Objective:
In the records below, find each line containing the word "JSON" and copy it.

· · · · ·

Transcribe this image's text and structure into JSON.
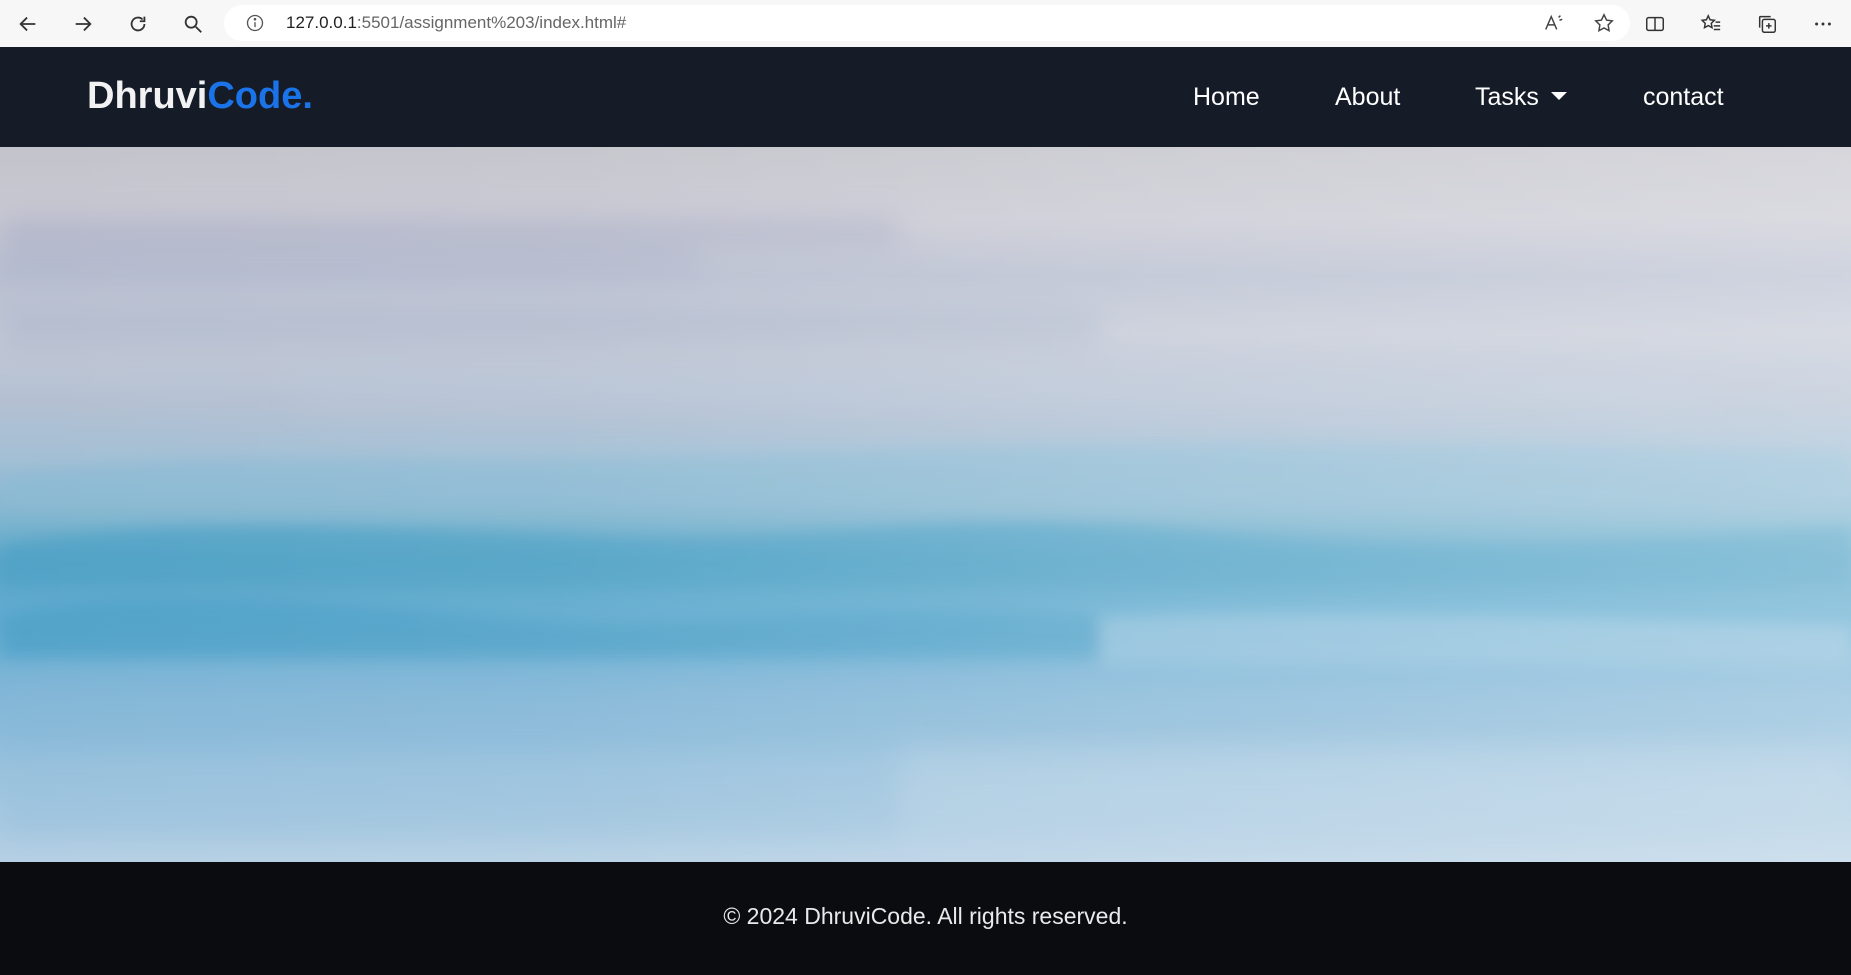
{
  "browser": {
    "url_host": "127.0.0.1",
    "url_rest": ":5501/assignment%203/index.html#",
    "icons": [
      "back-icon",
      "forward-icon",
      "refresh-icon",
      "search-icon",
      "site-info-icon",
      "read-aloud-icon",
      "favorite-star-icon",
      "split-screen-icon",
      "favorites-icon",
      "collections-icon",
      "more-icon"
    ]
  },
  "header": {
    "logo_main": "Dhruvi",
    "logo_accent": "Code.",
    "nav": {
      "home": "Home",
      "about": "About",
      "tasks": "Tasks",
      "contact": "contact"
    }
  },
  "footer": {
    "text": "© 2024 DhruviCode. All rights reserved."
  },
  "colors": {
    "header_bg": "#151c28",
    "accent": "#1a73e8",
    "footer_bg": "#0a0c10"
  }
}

· · · · ·

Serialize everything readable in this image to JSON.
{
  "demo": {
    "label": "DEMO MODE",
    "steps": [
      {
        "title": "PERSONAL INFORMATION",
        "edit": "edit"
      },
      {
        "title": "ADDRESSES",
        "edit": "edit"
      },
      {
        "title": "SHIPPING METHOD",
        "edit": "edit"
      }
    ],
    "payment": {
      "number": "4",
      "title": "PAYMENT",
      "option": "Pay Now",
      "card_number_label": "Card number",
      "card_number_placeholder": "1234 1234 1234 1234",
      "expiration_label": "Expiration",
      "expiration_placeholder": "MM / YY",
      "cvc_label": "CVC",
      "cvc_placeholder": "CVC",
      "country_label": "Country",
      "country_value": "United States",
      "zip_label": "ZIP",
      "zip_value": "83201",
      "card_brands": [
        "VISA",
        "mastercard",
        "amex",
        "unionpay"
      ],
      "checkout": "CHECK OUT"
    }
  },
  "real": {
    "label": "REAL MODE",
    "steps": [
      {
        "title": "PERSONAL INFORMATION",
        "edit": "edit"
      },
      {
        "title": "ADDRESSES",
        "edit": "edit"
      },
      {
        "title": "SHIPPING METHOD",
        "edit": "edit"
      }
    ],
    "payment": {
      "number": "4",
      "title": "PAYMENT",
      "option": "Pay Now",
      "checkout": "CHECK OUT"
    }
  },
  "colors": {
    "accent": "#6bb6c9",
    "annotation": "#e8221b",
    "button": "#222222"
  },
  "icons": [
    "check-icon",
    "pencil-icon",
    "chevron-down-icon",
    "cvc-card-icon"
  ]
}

· · · · ·

Full response:
Transcribe this image's text and structure into JSON.
Serialize everything readable in this image to JSON.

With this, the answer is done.